+++ Text shown

Always Was, Always Will Be: celebrating NAIDOC Week 2020

Show menu

We speak to five Australians about what this year’s NAIDOC Week theme – ‘Always Was, Always Will Be’ – means to them.

Georgia Lejeune

After its postponement in July (due to the COVID-19 pandemic), the national week of celebration of Aboriginal and Torres Strait Islander culture, history and achievements will take place 8–15 November. Each year, a new NAIDOC Week (standing for National Aborigines and Islanders Day Observance Committee) theme is chosen to highlight important issues. This year, the chosen theme is ‘Always Was, Always Will Be’ – which acknowledges this nation’s story began at the dawn of time and didn’t begin with documented European contact. The theme invites all Australians to embrace and acknowledge the true history of this country.

Thomas Mayor – author of Finding the Heart of the Nation and advocate for the Uluru Statement from the Heart

Thomas NAIDOC week 2020

Tell us a little about yourself...

I am a Torres Strait Islander and father of five children – who range from twenty-three to seven years old. I started my working life on the wharves, partly because I wanted to work close to the sea. I couldn’t imagine living away from the saltwater, where we find our traditional foods such as turtle and dugong. Being on the water helps me feel closer to the Torres Strait, all the way from Darwin. There are five First Nations in the Torres Strait and I have family from all of them.

What does this year's NAIDOC Week theme 'Always Was Always Will Be' mean to you?

The theme is a reminder to all of us, that these lands and waters in Australia have never been ceded. Really, it is telling us that there is unfinished business to do, to reckon with our past and the truth of who we are. As an activist, I see NAIDOC Week as a campaign opportunity, more than anything else – including celebrating. Personally, I am focused on causing change. I celebrate my culture by living it.

How will you be celebrating NAIDOC Week this year?

++++++

> **Tasks for this exercise**
- A) Repeat the NAIDOC Week article word for word, everything from "Always Was, Always Will Be: celebrating" down to "means to them.".
- B) According to the NAIDOC Week article, on what dates will the 2020 week of celebration take place?
The listing that follows has no connection to the NAIDOC Week article.

+++ Given records

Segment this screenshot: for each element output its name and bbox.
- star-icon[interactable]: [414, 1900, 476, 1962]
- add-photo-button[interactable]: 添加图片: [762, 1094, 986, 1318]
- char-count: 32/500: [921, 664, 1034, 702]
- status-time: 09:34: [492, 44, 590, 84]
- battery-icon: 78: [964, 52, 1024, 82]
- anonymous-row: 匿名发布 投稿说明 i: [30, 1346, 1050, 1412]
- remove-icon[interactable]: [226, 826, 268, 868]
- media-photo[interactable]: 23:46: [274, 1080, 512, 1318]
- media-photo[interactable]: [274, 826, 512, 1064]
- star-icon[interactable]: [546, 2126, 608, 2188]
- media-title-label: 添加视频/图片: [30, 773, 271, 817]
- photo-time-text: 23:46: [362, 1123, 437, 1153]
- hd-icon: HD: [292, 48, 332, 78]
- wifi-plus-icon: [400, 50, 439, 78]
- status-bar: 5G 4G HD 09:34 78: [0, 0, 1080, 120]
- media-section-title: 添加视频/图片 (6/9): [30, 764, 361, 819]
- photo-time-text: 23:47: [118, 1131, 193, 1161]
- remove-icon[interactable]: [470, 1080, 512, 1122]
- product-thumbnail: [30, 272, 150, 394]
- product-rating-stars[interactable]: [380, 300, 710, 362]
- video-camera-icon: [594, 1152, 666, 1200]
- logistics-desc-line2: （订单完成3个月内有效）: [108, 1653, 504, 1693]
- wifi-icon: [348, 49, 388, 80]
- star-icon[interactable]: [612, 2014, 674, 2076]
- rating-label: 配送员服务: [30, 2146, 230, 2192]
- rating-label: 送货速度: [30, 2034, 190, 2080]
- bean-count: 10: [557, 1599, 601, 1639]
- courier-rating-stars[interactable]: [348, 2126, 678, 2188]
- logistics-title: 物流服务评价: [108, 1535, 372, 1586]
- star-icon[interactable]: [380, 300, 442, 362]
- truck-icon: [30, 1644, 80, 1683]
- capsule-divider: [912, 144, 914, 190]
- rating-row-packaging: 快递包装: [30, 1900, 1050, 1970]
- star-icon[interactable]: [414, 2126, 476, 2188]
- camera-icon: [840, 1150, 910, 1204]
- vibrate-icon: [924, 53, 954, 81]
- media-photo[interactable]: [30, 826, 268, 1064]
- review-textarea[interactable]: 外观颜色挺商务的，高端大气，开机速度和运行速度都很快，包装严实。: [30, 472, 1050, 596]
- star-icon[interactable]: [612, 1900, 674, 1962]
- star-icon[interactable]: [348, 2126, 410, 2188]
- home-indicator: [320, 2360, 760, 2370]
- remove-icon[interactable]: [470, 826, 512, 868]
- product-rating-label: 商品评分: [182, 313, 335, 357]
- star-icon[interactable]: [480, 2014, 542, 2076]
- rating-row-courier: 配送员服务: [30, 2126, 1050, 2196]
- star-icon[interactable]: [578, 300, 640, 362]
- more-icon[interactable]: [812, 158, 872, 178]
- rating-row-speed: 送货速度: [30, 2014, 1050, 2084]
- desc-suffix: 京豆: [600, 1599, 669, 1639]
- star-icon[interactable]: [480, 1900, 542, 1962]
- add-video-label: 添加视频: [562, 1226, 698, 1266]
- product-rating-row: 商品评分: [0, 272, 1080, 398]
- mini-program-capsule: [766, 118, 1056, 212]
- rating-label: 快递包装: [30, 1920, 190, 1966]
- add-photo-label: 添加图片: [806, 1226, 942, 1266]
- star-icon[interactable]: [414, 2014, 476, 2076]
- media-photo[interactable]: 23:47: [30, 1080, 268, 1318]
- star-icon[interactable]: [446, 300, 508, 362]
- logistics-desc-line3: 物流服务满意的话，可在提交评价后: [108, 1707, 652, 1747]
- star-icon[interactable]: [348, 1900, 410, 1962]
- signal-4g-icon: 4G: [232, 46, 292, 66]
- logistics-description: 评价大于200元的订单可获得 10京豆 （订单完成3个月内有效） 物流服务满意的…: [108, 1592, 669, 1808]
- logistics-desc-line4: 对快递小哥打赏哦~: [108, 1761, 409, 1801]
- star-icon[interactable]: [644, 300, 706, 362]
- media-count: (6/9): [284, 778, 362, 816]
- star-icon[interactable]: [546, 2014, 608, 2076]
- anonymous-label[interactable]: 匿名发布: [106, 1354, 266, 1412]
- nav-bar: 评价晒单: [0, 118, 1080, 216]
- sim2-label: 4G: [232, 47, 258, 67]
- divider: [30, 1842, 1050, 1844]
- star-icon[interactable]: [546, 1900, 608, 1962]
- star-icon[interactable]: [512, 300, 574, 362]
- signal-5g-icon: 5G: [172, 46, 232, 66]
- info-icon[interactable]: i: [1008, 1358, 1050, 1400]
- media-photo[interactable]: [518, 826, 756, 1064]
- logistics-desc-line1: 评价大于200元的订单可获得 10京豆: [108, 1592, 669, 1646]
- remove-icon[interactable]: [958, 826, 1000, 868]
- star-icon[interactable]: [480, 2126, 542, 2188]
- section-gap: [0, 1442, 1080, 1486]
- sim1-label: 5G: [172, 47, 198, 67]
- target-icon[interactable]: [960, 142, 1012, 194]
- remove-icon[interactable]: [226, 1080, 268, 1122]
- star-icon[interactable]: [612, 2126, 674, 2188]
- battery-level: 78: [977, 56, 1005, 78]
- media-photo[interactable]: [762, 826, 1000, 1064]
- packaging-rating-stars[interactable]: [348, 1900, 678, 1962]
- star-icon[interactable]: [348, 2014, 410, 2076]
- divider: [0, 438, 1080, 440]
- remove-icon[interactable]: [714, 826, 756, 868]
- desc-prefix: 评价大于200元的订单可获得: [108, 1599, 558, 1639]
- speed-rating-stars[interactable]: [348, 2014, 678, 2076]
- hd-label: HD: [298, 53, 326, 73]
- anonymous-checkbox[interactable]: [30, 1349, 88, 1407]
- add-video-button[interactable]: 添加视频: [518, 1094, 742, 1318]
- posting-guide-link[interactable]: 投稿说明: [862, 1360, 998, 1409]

++++++

> **Answers given**
- A)
Always Was, Always Will Be: celebrating NAIDOC Week 2020

Show menu

We speak to five Australians about what this year’s NAIDOC Week theme – ‘Always Was, Always Will Be’ – means to them.

- B) 8–15 November.